╭─ Information shown
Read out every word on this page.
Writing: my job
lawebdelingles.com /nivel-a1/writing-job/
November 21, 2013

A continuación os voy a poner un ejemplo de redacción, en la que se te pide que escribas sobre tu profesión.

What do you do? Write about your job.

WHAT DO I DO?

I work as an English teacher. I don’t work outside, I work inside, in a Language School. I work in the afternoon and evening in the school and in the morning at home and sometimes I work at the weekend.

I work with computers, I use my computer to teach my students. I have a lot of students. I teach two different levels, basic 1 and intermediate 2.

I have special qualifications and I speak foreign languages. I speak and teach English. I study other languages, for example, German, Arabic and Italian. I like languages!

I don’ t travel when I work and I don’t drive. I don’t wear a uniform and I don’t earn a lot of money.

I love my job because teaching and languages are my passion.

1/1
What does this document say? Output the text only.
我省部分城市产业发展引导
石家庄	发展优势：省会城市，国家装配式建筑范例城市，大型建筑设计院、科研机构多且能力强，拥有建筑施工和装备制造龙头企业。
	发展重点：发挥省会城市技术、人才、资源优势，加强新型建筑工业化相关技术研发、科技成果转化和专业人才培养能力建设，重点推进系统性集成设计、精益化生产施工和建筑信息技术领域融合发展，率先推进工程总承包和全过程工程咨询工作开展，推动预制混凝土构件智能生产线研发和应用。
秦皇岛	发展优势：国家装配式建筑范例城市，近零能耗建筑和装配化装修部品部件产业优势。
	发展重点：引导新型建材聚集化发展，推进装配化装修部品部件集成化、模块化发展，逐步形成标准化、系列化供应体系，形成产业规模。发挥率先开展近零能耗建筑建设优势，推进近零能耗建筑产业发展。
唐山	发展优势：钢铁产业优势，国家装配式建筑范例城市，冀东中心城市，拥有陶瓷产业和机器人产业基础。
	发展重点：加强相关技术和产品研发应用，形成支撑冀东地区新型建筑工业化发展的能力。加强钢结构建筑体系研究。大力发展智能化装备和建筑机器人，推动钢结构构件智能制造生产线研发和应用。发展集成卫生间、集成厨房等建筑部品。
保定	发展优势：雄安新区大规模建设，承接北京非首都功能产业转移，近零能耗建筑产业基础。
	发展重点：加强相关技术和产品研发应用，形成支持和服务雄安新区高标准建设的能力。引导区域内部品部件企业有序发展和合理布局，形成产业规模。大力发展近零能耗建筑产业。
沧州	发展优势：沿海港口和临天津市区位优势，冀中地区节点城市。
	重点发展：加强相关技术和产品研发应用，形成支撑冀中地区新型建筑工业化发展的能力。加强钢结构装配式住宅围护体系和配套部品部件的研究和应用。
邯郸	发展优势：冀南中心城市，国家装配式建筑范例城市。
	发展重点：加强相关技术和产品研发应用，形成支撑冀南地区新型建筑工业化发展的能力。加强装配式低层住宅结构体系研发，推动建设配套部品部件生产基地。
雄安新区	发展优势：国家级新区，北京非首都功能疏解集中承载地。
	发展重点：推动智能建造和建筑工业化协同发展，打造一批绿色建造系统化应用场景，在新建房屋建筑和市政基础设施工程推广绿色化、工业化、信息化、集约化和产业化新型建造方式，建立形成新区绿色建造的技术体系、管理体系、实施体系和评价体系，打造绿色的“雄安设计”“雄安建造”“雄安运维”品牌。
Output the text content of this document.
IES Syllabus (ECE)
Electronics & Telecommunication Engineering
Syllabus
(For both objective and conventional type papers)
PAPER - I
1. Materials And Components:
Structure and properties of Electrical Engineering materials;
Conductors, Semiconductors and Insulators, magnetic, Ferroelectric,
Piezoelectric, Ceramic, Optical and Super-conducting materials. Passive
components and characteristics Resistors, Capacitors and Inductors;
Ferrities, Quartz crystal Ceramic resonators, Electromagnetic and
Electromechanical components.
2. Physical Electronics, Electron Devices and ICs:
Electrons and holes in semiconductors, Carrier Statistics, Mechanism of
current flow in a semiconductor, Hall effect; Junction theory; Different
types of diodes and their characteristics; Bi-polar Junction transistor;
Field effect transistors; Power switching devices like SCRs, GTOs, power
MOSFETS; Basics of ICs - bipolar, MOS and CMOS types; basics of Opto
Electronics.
╰─
Write each line above out exactly.

* _Problem solution_:
Read out every word on this page.
Writing: my job
lawebdelingles.com /nivel-a1/writing-job/
November 21, 2013

A continuación os voy a poner un ejemplo de redacción, en la que se te pide que escribas sobre tu profesión.

What do you do? Write about your job.

WHAT DO I DO?

I work as an English teacher. I don’t work outside, I work inside, in a Language School. I work in the afternoon and evening in the school and in the morning at home and sometimes I work at the weekend.

I work with computers, I use my computer to teach my students. I have a lot of students. I teach two different levels, basic 1 and intermediate 2.

I have special qualifications and I speak foreign languages. I speak and teach English. I study other languages, for example, German, Arabic and Italian. I like languages!

I don’ t travel when I work and I don’t drive. I don’t wear a uniform and I don’t earn a lot of money.

I love my job because teaching and languages are my passion.

1/1
What does this document say? Output the text only.
我省部分城市产业发展引导
石家庄	发展优势：省会城市，国家装配式建筑范例城市，大型建筑设计院、科研机构多且能力强，拥有建筑施工和装备制造龙头企业。
	发展重点：发挥省会城市技术、人才、资源优势，加强新型建筑工业化相关技术研发、科技成果转化和专业人才培养能力建设，重点推进系统性集成设计、精益化生产施工和建筑信息技术领域融合发展，率先推进工程总承包和全过程工程咨询工作开展，推动预制混凝土构件智能生产线研发和应用。
秦皇岛	发展优势：国家装配式建筑范例城市，近零能耗建筑和装配化装修部品部件产业优势。
	发展重点：引导新型建材聚集化发展，推进装配化装修部品部件集成化、模块化发展，逐步形成标准化、系列化供应体系，形成产业规模。发挥率先开展近零能耗建筑建设优势，推进近零能耗建筑产业发展。
唐山	发展优势：钢铁产业优势，国家装配式建筑范例城市，冀东中心城市，拥有陶瓷产业和机器人产业基础。
	发展重点：加强相关技术和产品研发应用，形成支撑冀东地区新型建筑工业化发展的能力。加强钢结构建筑体系研究。大力发展智能化装备和建筑机器人，推动钢结构构件智能制造生产线研发和应用。发展集成卫生间、集成厨房等建筑部品。
保定	发展优势：雄安新区大规模建设，承接北京非首都功能产业转移，近零能耗建筑产业基础。
	发展重点：加强相关技术和产品研发应用，形成支持和服务雄安新区高标准建设的能力。引导区域内部品部件企业有序发展和合理布局，形成产业规模。大力发展近零能耗建筑产业。
沧州	发展优势：沿海港口和临天津市区位优势，冀中地区节点城市。
	重点发展：加强相关技术和产品研发应用，形成支撑冀中地区新型建筑工业化发展的能力。加强钢结构装配式住宅围护体系和配套部品部件的研究和应用。
邯郸	发展优势：冀南中心城市，国家装配式建筑范例城市。
	发展重点：加强相关技术和产品研发应用，形成支撑冀南地区新型建筑工业化发展的能力。加强装配式低层住宅结构体系研发，推动建设配套部品部件生产基地。
雄安新区	发展优势：国家级新区，北京非首都功能疏解集中承载地。
	发展重点：推动智能建造和建筑工业化协同发展，打造一批绿色建造系统化应用场景，在新建房屋建筑和市政基础设施工程推广绿色化、工业化、信息化、集约化和产业化新型建造方式，建立形成新区绿色建造的技术体系、管理体系、实施体系和评价体系，打造绿色的“雄安设计”“雄安建造”“雄安运维”品牌。
Output the text content of this document.
IES Syllabus (ECE)
Electronics & Telecommunication Engineering
Syllabus
(For both objective and conventional type papers)
PAPER - I
1. Materials And Components:
Structure and properties of Electrical Engineering materials;
Conductors, Semiconductors and Insulators, magnetic, Ferroelectric,
Piezoelectric, Ceramic, Optical and Super-conducting materials. Passive
components and characteristics Resistors, Capacitors and Inductors;
Ferrities, Quartz crystal Ceramic resonators, Electromagnetic and
Electromechanical components.
2. Physical Electronics, Electron Devices and ICs:
Electrons and holes in semiconductors, Carrier Statistics, Mechanism of
current flow in a semiconductor, Hall effect; Junction theory; Different
types of diodes and their characteristics; Bi-polar Junction transistor;
Field effect transistors; Power switching devices like SCRs, GTOs, power
MOSFETS; Basics of ICs - bipolar, MOS and CMOS types; basics of Opto
Electronics.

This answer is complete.